TESTO:
⟨
5.4 Per i modelli di dichiarazione ai fini dell’imposta sui redditi e delle imposte sostitutive, l’art. 3 commi 1 e 12 del D.P.R. 22 luglio 1998 n.322 dispone in modo espresso che essi vadano presentati all’Agenzia.

5.5 Allo stesso modo dispongono infine per i modelli di versamento F24 l’art. 17 del d. lgs. 8 luglio 1997 n.241 e i provvedimenti di esso attuativi che di volta in volta l’Agenzia emana.

6. Parallelamente, la Gobbi 1842 nel contenzioso civile di cui si è detto ha chiesto in via istruttoria l’acquisizione degli stessi documenti, e non la ha ottenuta, nei termini ora descritti.

6.1 Nella causa 36896/2017 R.G. Tribunale di Milano, la Gobbi 1842, ivi convenuta in I grado, si è limitata a chiedere l’esibizione ai sensi dell’art. 210 c.p.c. ai notai roganti gli atti di cessione delle quote delle copie dei titoli di pagamento, che ragionevolmente coincidono con i “movimenti bancari” di cui si è detto sopra. L’istanza è stata respinta in I grado – si veda la sentenza T. Milano 2 settembre 2019 n.6670 (doc. 10 appellante principale, copia di essa);
è stata riproposta nell’atto di appello (doc. 18 appellante principale);
è stata respinta anche nella sentenza di appello – A. Milano 21 agosto 2020 n.1733 (doc. 24 appellante principale).
⟩
DATI FORNITI:
⟨
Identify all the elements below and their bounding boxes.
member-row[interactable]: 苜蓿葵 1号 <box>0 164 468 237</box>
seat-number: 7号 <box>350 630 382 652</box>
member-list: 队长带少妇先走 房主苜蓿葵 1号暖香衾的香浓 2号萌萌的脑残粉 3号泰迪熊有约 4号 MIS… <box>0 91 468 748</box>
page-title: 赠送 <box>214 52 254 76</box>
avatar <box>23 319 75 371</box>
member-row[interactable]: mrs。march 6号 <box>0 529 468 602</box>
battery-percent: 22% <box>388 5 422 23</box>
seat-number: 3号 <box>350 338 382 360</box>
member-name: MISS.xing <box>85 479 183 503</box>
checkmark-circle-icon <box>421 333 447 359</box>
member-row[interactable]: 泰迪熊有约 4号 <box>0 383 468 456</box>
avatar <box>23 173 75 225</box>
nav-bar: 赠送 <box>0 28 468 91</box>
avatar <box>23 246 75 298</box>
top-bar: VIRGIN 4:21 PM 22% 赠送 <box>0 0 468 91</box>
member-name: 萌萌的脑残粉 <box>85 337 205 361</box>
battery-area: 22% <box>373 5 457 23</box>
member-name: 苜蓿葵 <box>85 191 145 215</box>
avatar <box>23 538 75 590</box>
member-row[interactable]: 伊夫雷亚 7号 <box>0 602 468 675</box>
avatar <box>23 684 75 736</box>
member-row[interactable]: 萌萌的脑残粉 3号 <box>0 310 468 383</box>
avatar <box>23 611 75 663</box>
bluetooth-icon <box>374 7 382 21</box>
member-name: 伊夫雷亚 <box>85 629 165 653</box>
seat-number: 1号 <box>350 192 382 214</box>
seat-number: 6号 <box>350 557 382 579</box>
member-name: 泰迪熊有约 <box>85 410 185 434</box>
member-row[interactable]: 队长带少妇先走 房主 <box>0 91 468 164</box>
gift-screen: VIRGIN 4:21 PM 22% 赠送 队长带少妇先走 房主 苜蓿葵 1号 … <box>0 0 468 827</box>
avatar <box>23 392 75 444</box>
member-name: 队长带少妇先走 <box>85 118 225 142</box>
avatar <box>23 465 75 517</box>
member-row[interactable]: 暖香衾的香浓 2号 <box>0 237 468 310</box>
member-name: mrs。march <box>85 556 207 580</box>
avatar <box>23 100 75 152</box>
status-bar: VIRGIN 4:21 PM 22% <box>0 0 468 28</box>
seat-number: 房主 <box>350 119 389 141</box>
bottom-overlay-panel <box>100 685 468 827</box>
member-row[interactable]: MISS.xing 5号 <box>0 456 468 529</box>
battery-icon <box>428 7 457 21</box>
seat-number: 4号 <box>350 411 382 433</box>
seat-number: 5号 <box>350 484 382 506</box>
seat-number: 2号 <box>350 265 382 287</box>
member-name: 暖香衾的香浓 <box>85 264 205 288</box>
⟩
Riporta per intero il testo che precede l'elenco, senza cambiare nulla.

5.4 Per i modelli di dichiarazione ai fini dell’imposta sui redditi e delle imposte sostitutive, l’art. 3 commi 1 e 12 del D.P.R. 22 luglio 1998 n.322 dispone in modo espresso che essi vadano presentati all’Agenzia.

5.5 Allo stesso modo dispongono infine per i modelli di versamento F24 l’art. 17 del d. lgs. 8 luglio 1997 n.241 e i provvedimenti di esso attuativi che di volta in volta l’Agenzia emana.

6. Parallelamente, la Gobbi 1842 nel contenzioso civile di cui si è detto ha chiesto in via istruttoria l’acquisizione degli stessi documenti, e non la ha ottenuta, nei termini ora descritti.

6.1 Nella causa 36896/2017 R.G. Tribunale di Milano, la Gobbi 1842, ivi convenuta in I grado, si è limitata a chiedere l’esibizione ai sensi dell’art. 210 c.p.c. ai notai roganti gli atti di cessione delle quote delle copie dei titoli di pagamento, che ragionevolmente coincidono con i “movimenti bancari” di cui si è detto sopra. L’istanza è stata respinta in I grado – si veda la sentenza T. Milano 2 settembre 2019 n.6670 (doc. 10 appellante principale, copia di essa);
è stata riproposta nell’atto di appello (doc. 18 appellante principale);
è stata respinta anche nella sentenza di appello – A. Milano 21 agosto 2020 n.1733 (doc. 24 appellante principale).